(The request): Any picture among the records should be left out, please; retype the rest exactly.

(Task material):

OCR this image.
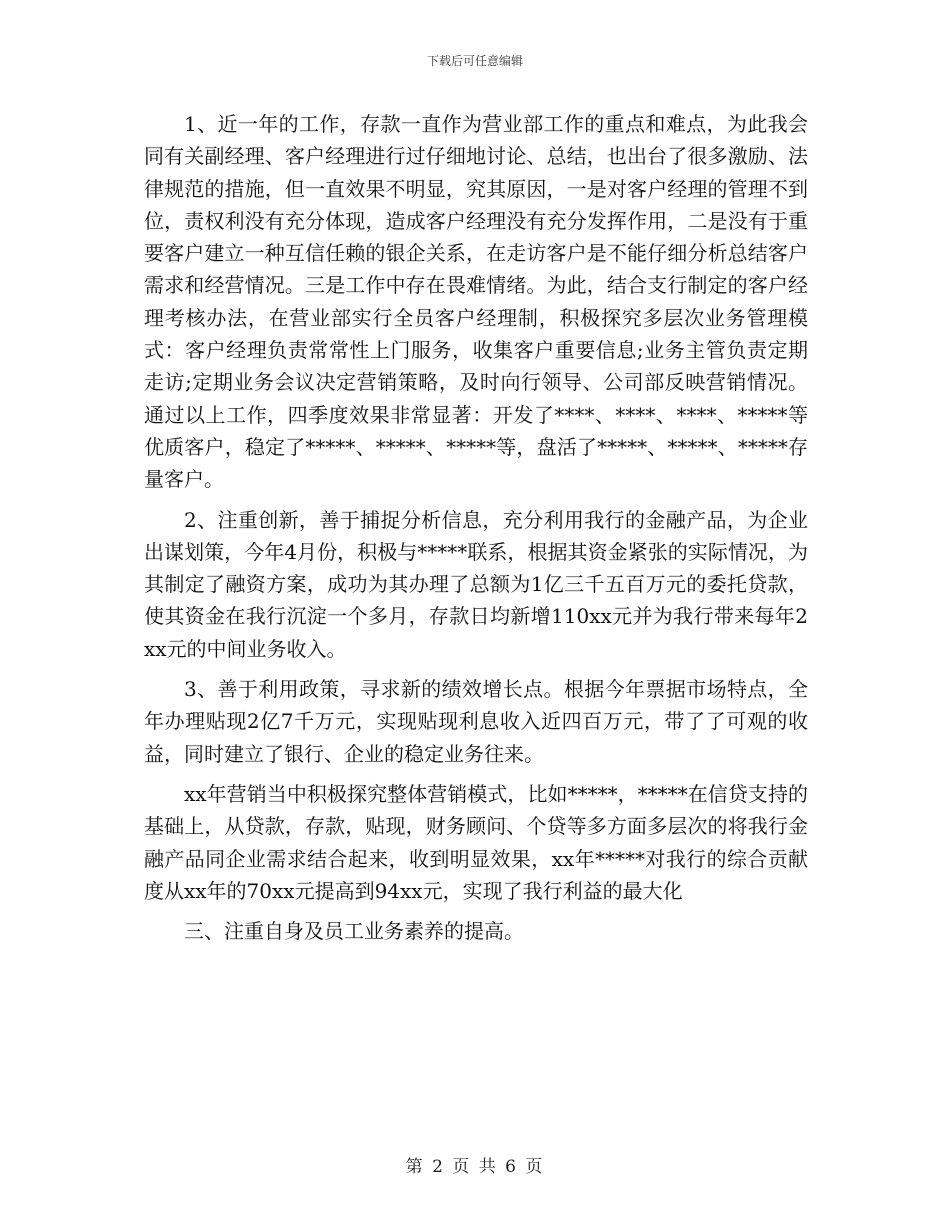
下载后可任意编辑

1、近一年的工作，存款一直作为营业部工作的重点和难点，为此我会同有关副经理、客户经理进行过仔细地讨论、总结，也出台了很多激励、法律规范的措施，但一直效果不明显，究其原因，一是对客户经理的管理不到位，责权利没有充分体现，造成客户经理没有充分发挥作用，二是没有于重要客户建立一种互信任赖的银企关系，在走访客户是不能仔细分析总结客户需求和经营情况。三是工作中存在畏难情绪。为此，结合支行制定的客户经理考核办法，在营业部实行全员客户经理制，积极探究多层次业务管理模式：客户经理负责常常性上门服务，收集客户重要信息;业务主管负责定期走访;定期业务会议决定营销策略，及时向行领导、公司部反映营销情况。通过以上工作，四季度效果非常显著：开发了****、****、****、*****等优质客户，稳定了*****、*****、*****等，盘活了*****、*****、*****存量客户。

2、注重创新，善于捕捉分析信息，充分利用我行的金融产品，为企业出谋划策，今年4月份，积极与*****联系，根据其资金紧张的实际情况，为其制定了融资方案，成功为其办理了总额为1亿三千五百万元的委托贷款，使其资金在我行沉淀一个多月，存款日均新增110xx元并为我行带来每年2xx元的中间业务收入。

3、善于利用政策，寻求新的绩效增长点。根据今年票据市场特点，全年办理贴现2亿7千万元，实现贴现利息收入近四百万元，带了了可观的收益，同时建立了银行、企业的稳定业务往来。

xx年营销当中积极探究整体营销模式，比如*****，*****在信贷支持的基础上，从贷款，存款，贴现，财务顾问、个贷等多方面多层次的将我行金融产品同企业需求结合起来，收到明显效果，xx年*****对我行的综合贡献度从xx年的70xx元提高到94xx元，实现了我行利益的最大化

三、注重自身及员工业务素养的提高。

第 2 页 共 6 页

(Complete answer):
OCR this image.
下载后可任意编辑

1、近一年的工作，存款一直作为营业部工作的重点和难点，为此我会同有关副经理、客户经理进行过仔细地讨论、总结，也出台了很多激励、法律规范的措施，但一直效果不明显，究其原因，一是对客户经理的管理不到位，责权利没有充分体现，造成客户经理没有充分发挥作用，二是没有于重要客户建立一种互信任赖的银企关系，在走访客户是不能仔细分析总结客户需求和经营情况。三是工作中存在畏难情绪。为此，结合支行制定的客户经理考核办法，在营业部实行全员客户经理制，积极探究多层次业务管理模式：客户经理负责常常性上门服务，收集客户重要信息;业务主管负责定期走访;定期业务会议决定营销策略，及时向行领导、公司部反映营销情况。通过以上工作，四季度效果非常显著：开发了****、****、****、*****等优质客户，稳定了*****、*****、*****等，盘活了*****、*****、*****存量客户。

2、注重创新，善于捕捉分析信息，充分利用我行的金融产品，为企业出谋划策，今年4月份，积极与*****联系，根据其资金紧张的实际情况，为其制定了融资方案，成功为其办理了总额为1亿三千五百万元的委托贷款，使其资金在我行沉淀一个多月，存款日均新增110xx元并为我行带来每年2xx元的中间业务收入。

3、善于利用政策，寻求新的绩效增长点。根据今年票据市场特点，全年办理贴现2亿7千万元，实现贴现利息收入近四百万元，带了了可观的收益，同时建立了银行、企业的稳定业务往来。

xx年营销当中积极探究整体营销模式，比如*****，*****在信贷支持的基础上，从贷款，存款，贴现，财务顾问、个贷等多方面多层次的将我行金融产品同企业需求结合起来，收到明显效果，xx年*****对我行的综合贡献度从xx年的70xx元提高到94xx元，实现了我行利益的最大化

三、注重自身及员工业务素养的提高。

第 2 页 共 6 页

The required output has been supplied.